>> START

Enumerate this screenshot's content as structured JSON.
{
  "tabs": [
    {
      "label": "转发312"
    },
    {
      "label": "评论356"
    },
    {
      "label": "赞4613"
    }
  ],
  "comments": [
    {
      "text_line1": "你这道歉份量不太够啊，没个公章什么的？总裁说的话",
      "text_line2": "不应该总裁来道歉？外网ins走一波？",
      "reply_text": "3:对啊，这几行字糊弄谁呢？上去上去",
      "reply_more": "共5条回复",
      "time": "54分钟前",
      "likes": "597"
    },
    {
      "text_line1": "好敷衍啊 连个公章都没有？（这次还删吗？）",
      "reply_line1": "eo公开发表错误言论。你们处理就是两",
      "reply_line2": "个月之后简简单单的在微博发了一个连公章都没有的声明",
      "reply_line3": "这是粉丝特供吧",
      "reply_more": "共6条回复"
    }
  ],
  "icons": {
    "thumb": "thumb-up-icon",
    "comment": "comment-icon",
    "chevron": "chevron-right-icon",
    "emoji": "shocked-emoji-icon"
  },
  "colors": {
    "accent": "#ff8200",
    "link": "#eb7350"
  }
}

>> END

### What to work on
Nothing should be left out: repeat all of the data exactly.

### Result of this exercise
Enumerate this screenshot's content as structured JSON.
{
  "tabs": [
    {
      "label": "转发312"
    },
    {
      "label": "评论356"
    },
    {
      "label": "赞4613"
    }
  ],
  "comments": [
    {
      "text_line1": "你这道歉份量不太够啊，没个公章什么的？总裁说的话",
      "text_line2": "不应该总裁来道歉？外网ins走一波？",
      "reply_text": "3:对啊，这几行字糊弄谁呢？上去上去",
      "reply_more": "共5条回复",
      "time": "54分钟前",
      "likes": "597"
    },
    {
      "text_line1": "好敷衍啊 连个公章都没有？（这次还删吗？）",
      "reply_line1": "eo公开发表错误言论。你们处理就是两",
      "reply_line2": "个月之后简简单单的在微博发了一个连公章都没有的声明",
      "reply_line3": "这是粉丝特供吧",
      "reply_more": "共6条回复"
    }
  ],
  "icons": {
    "thumb": "thumb-up-icon",
    "comment": "comment-icon",
    "chevron": "chevron-right-icon",
    "emoji": "shocked-emoji-icon"
  },
  "colors": {
    "accent": "#ff8200",
    "link": "#eb7350"
  }
}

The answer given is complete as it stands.